Data section ▸
┌──

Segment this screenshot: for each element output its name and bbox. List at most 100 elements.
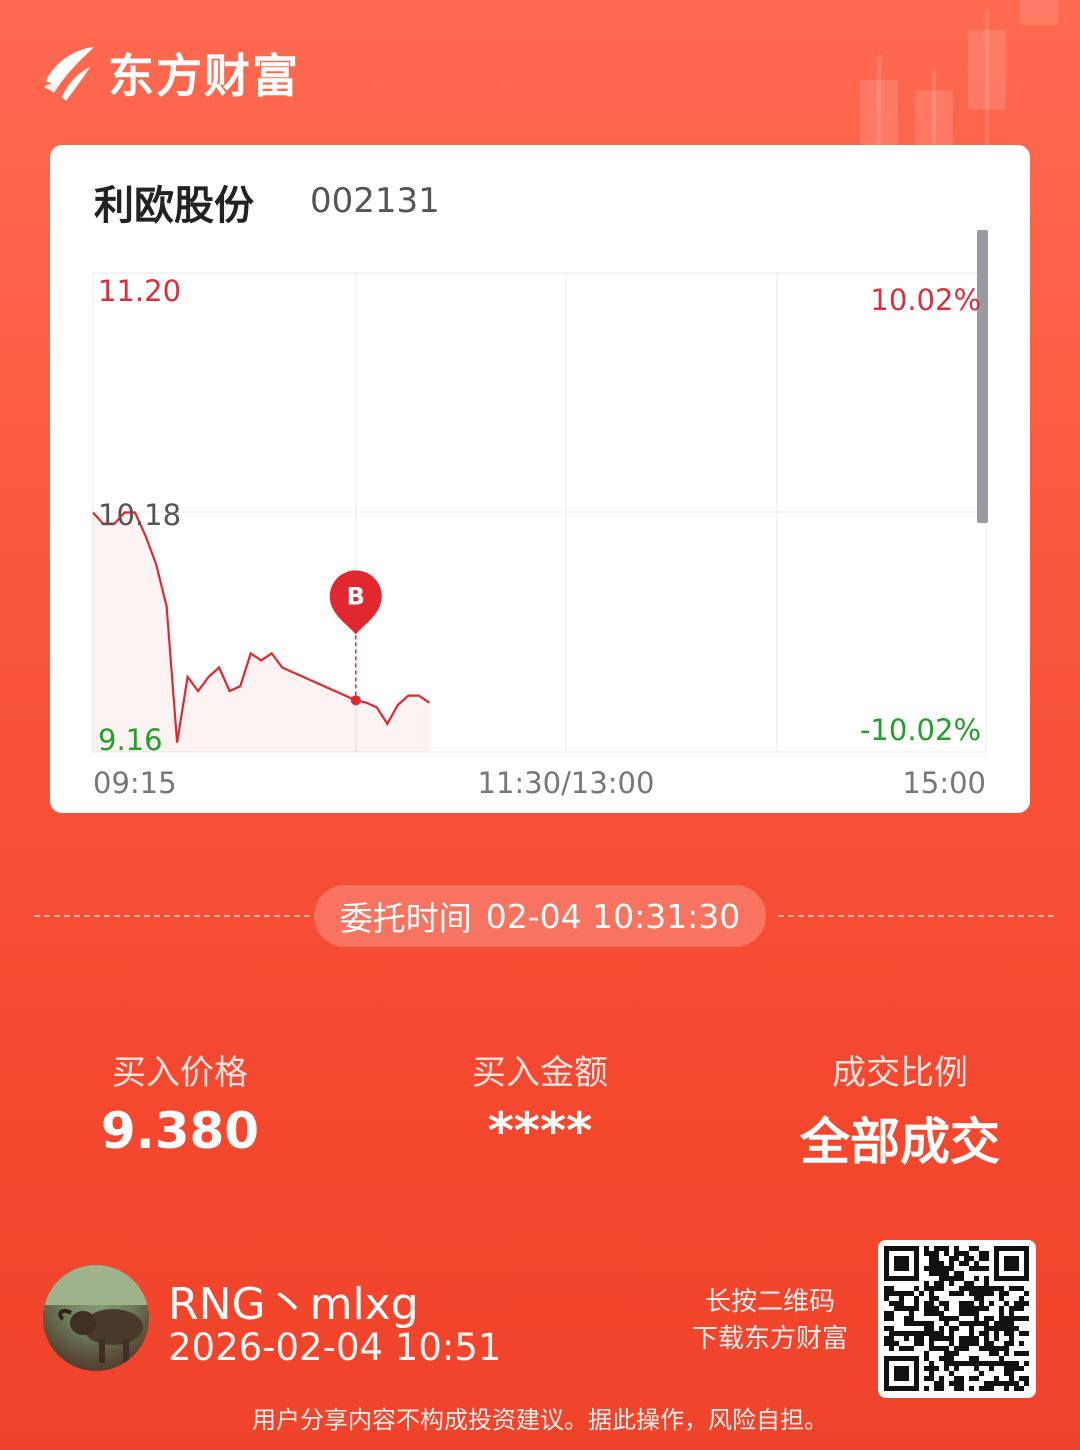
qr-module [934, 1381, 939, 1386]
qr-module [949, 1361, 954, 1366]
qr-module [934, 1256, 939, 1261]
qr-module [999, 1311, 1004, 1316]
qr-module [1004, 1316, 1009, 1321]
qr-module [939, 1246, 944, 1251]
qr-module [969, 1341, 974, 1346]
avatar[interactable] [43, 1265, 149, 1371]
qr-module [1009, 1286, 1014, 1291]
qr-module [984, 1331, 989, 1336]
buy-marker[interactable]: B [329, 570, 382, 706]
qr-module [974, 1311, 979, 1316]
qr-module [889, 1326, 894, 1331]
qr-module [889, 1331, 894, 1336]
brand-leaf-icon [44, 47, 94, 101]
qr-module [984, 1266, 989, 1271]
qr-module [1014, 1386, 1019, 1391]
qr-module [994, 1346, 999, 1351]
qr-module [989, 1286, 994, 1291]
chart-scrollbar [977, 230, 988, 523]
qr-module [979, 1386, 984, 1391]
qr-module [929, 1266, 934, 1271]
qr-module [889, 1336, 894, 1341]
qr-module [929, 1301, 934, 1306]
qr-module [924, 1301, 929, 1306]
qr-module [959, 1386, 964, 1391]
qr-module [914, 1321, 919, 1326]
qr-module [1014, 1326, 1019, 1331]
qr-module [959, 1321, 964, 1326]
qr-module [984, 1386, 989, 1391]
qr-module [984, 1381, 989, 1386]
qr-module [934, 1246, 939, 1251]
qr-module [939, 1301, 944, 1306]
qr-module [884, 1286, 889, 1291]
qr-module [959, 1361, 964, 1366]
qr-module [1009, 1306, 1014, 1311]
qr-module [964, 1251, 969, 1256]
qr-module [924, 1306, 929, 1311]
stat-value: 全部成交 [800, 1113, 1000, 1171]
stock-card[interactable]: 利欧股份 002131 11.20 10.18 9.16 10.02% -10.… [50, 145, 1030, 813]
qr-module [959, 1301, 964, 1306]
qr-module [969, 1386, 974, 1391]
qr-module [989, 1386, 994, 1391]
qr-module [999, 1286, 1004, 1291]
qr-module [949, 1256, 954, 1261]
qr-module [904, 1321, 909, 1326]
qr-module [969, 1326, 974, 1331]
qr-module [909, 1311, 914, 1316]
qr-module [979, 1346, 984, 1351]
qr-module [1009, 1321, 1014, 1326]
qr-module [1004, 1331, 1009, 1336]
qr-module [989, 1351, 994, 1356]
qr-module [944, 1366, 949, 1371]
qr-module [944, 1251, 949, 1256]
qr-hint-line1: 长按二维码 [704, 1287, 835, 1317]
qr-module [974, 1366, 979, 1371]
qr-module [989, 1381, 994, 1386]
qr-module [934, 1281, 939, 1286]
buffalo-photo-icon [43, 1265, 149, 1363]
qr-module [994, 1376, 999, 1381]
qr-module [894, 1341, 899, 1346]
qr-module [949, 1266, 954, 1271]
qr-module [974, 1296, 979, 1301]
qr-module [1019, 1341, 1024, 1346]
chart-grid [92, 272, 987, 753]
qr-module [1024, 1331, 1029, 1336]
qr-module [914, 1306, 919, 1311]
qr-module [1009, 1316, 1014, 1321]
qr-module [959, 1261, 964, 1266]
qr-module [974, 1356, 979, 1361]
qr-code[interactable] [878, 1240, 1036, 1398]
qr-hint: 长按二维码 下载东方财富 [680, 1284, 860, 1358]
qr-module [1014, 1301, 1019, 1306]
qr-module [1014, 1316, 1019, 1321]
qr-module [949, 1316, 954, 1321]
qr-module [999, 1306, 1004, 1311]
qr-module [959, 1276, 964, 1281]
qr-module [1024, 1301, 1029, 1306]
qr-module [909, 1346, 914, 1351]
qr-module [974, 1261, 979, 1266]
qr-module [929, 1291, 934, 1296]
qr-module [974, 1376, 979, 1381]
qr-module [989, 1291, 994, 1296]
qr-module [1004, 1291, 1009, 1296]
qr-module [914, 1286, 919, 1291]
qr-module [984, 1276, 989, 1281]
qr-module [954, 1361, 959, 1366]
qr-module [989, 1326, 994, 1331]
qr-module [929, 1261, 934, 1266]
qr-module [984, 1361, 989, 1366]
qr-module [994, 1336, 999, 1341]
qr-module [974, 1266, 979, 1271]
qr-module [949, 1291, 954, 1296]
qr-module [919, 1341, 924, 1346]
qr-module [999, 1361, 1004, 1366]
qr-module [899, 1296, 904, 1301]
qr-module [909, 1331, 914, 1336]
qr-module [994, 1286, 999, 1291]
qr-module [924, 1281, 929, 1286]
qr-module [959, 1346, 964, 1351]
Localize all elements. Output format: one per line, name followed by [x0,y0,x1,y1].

└──
┌──

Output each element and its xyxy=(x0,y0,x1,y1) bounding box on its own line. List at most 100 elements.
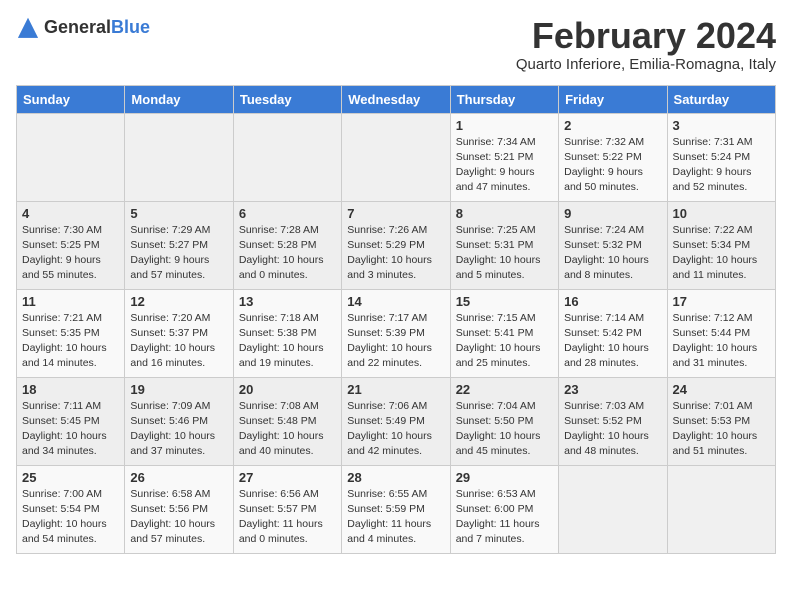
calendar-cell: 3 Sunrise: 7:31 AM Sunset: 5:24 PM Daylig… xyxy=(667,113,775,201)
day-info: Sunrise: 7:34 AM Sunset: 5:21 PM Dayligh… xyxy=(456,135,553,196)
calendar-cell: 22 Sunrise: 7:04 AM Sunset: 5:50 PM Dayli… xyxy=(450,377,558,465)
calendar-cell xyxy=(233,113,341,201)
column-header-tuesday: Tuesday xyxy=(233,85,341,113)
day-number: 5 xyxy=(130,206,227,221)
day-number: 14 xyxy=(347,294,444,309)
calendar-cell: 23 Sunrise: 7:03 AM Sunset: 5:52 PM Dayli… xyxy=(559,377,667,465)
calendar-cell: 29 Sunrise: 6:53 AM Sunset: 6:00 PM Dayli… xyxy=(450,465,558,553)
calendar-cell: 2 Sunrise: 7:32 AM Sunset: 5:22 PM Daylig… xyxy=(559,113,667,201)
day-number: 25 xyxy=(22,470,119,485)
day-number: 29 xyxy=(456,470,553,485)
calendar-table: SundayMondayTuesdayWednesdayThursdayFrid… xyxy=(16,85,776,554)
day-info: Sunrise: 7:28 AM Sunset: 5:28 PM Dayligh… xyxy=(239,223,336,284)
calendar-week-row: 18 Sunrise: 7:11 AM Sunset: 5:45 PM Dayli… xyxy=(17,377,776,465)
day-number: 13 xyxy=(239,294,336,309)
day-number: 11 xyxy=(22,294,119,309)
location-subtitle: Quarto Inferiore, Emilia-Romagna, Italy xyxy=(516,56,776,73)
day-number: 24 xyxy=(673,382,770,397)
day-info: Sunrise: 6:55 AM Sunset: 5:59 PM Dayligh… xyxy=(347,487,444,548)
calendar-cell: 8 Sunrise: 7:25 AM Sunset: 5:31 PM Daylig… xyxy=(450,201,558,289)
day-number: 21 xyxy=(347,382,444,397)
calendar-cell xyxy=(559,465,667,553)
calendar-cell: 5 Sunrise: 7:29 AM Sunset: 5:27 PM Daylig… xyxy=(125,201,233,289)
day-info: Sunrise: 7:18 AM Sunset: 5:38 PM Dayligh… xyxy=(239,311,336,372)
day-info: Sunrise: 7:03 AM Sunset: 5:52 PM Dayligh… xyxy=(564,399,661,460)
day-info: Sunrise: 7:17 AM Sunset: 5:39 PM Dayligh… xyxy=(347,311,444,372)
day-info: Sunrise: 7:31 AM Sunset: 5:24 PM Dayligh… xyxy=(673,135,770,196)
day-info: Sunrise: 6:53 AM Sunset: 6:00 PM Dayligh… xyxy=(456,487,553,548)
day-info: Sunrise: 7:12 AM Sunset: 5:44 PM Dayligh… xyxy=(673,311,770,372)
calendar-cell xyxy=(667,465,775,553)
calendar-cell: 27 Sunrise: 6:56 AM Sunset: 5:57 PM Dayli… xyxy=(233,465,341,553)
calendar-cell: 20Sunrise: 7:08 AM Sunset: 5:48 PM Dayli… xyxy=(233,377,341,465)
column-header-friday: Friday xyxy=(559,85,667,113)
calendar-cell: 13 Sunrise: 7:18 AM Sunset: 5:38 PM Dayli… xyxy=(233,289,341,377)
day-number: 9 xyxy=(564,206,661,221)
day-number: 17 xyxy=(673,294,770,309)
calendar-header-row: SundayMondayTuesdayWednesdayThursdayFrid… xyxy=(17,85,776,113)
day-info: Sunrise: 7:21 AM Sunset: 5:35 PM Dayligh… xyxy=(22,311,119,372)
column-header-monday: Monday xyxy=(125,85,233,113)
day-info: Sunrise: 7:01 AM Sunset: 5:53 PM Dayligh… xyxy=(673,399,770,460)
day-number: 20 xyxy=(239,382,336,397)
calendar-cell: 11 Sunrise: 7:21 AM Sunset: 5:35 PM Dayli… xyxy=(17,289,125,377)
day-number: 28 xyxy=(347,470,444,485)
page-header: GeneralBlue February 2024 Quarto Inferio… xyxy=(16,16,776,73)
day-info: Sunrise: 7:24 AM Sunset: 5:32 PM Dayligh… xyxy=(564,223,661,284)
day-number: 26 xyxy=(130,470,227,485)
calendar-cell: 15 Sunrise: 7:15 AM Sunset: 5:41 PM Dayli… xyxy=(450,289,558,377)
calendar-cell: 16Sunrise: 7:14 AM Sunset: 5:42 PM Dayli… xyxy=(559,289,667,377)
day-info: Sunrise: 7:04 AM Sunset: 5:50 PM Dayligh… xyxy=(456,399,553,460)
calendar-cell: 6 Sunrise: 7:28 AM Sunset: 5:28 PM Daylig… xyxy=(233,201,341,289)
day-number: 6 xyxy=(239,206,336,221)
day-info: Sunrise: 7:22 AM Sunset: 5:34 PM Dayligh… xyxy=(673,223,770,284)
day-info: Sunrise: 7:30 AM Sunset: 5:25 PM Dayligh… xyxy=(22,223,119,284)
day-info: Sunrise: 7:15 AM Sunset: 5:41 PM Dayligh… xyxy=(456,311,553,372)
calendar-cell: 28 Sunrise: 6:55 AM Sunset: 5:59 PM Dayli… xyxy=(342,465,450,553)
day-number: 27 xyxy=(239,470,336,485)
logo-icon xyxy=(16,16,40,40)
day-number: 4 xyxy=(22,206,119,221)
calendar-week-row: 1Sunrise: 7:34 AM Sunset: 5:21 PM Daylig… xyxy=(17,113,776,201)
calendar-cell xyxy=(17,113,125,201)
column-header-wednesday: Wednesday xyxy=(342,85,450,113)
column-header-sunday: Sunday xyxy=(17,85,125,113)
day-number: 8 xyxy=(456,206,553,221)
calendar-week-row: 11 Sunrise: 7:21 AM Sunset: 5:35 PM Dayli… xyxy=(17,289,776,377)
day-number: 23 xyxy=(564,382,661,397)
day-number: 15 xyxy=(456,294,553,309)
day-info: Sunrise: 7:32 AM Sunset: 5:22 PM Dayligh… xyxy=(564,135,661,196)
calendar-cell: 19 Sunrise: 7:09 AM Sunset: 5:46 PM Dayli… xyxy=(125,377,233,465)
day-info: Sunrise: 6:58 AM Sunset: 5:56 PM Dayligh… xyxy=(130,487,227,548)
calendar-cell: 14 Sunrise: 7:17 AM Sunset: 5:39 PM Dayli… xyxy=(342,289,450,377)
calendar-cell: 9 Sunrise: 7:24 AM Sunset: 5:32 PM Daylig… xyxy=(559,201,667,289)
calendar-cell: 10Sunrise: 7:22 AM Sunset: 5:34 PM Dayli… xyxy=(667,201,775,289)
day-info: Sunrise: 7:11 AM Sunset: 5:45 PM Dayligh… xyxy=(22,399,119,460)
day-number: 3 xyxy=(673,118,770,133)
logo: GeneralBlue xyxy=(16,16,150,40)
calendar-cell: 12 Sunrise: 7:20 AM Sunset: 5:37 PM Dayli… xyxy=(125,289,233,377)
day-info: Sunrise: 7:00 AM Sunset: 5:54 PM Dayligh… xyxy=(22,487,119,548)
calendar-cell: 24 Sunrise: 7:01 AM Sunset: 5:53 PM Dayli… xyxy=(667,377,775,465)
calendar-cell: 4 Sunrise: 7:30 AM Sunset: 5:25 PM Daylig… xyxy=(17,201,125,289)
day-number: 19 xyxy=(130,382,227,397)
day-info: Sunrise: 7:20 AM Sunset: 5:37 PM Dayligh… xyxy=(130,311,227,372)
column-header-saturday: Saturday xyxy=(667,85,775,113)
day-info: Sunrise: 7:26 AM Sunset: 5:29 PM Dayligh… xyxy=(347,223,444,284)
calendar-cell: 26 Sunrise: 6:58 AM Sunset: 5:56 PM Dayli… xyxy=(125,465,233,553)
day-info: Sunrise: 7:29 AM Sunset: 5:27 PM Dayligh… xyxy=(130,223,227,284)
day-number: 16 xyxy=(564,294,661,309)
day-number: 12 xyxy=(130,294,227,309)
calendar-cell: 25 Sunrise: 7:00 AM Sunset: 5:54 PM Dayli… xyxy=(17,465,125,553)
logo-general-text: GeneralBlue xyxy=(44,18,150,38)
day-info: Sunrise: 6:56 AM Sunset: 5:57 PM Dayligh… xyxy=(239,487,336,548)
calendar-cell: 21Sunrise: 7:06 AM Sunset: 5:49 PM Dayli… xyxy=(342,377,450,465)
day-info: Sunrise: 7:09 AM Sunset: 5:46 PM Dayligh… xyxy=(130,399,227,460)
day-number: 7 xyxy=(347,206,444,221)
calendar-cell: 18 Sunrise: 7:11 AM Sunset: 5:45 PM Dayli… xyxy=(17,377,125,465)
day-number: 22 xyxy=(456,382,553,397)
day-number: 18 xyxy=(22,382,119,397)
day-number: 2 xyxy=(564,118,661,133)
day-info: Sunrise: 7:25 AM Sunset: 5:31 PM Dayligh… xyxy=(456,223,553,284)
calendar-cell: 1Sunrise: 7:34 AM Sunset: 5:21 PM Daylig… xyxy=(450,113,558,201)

└──
┌──

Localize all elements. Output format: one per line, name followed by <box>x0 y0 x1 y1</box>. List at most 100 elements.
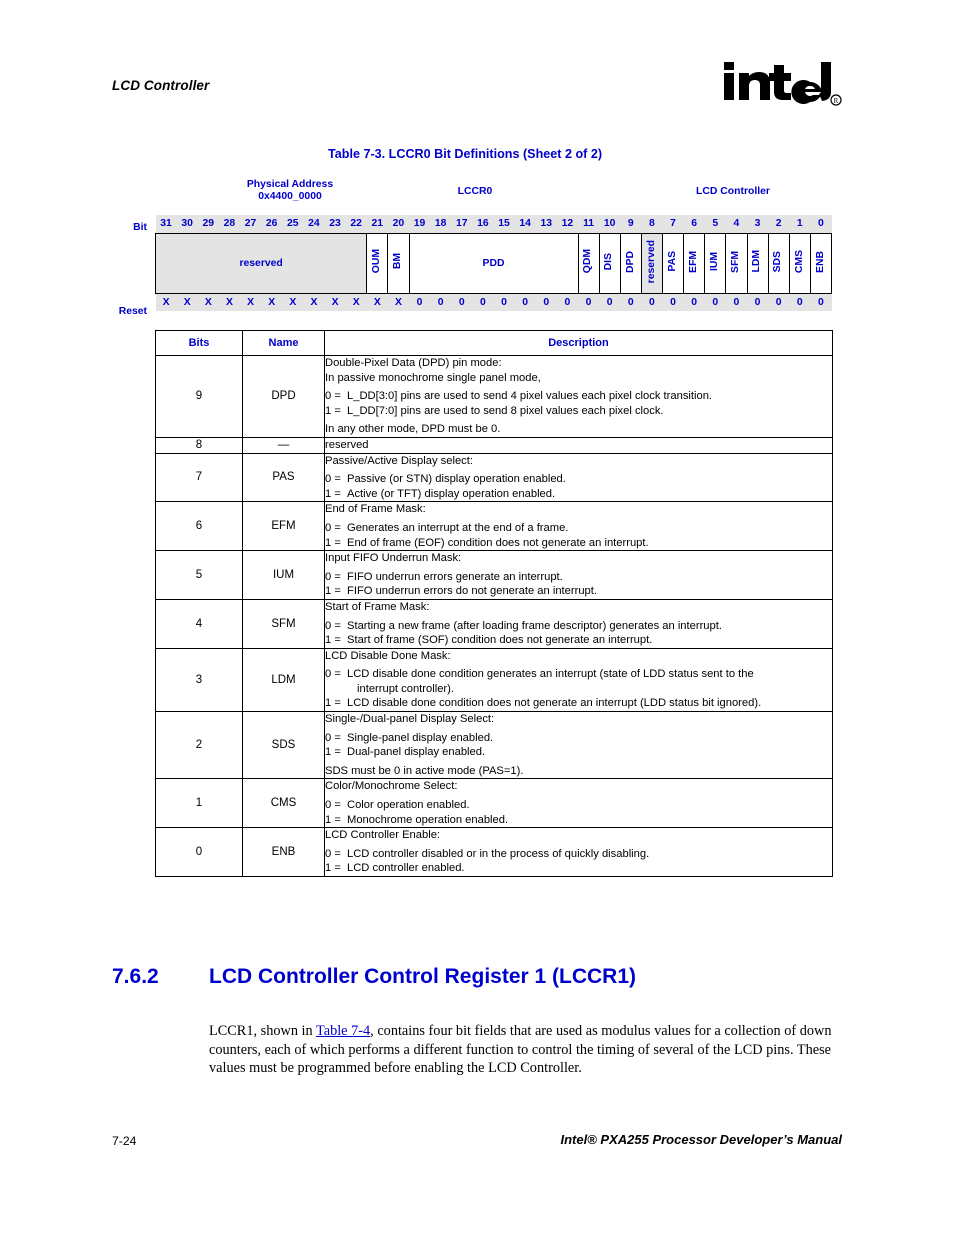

└──

Could you copy the data from the line containing "Output each element" through the line containing "day-info: Sunrise: 7:03", switching "day-number" to "date-number", changing nothing else, and leaving out the picture?

Output each element and its xyxy=(x0,y0,x1,y1) bounding box on its own line. List at most 100 elements.
calendar-cell: 3 Sunrise: 7:31 AM Sunset: 5:24 PM Daylig… xyxy=(667,113,775,201)
day-info: Sunrise: 7:34 AM Sunset: 5:21 PM Dayligh… xyxy=(456,135,553,196)
calendar-cell: 22 Sunrise: 7:04 AM Sunset: 5:50 PM Dayli… xyxy=(450,377,558,465)
calendar-cell xyxy=(233,113,341,201)
column-header-tuesday: Tuesday xyxy=(233,85,341,113)
date-number: 5 xyxy=(130,206,227,221)
date-number: 14 xyxy=(347,294,444,309)
calendar-cell: 23 Sunrise: 7:03 AM Sunset: 5:52 PM Dayli… xyxy=(559,377,667,465)
calendar-cell: 29 Sunrise: 6:53 AM Sunset: 6:00 PM Dayli… xyxy=(450,465,558,553)
calendar-cell: 2 Sunrise: 7:32 AM Sunset: 5:22 PM Daylig… xyxy=(559,113,667,201)
date-number: 25 xyxy=(22,470,119,485)
date-number: 29 xyxy=(456,470,553,485)
calendar-table: SundayMondayTuesdayWednesdayThursdayFrid… xyxy=(16,85,776,554)
day-info: Sunrise: 7:28 AM Sunset: 5:28 PM Dayligh… xyxy=(239,223,336,284)
calendar-week-row: 18 Sunrise: 7:11 AM Sunset: 5:45 PM Dayli… xyxy=(17,377,776,465)
date-number: 13 xyxy=(239,294,336,309)
date-number: 11 xyxy=(22,294,119,309)
location-subtitle: Quarto Inferiore, Emilia-Romagna, Italy xyxy=(516,56,776,73)
date-number: 24 xyxy=(673,382,770,397)
day-info: Sunrise: 6:55 AM Sunset: 5:59 PM Dayligh… xyxy=(347,487,444,548)
calendar-cell: 8 Sunrise: 7:25 AM Sunset: 5:31 PM Daylig… xyxy=(450,201,558,289)
date-number: 21 xyxy=(347,382,444,397)
calendar-cell xyxy=(559,465,667,553)
calendar-cell: 5 Sunrise: 7:29 AM Sunset: 5:27 PM Daylig… xyxy=(125,201,233,289)
day-info: Sunrise: 7:18 AM Sunset: 5:38 PM Dayligh… xyxy=(239,311,336,372)
day-info: Sunrise: 7:03 AM Sunset: 5:52 PM Dayligh… xyxy=(564,399,661,460)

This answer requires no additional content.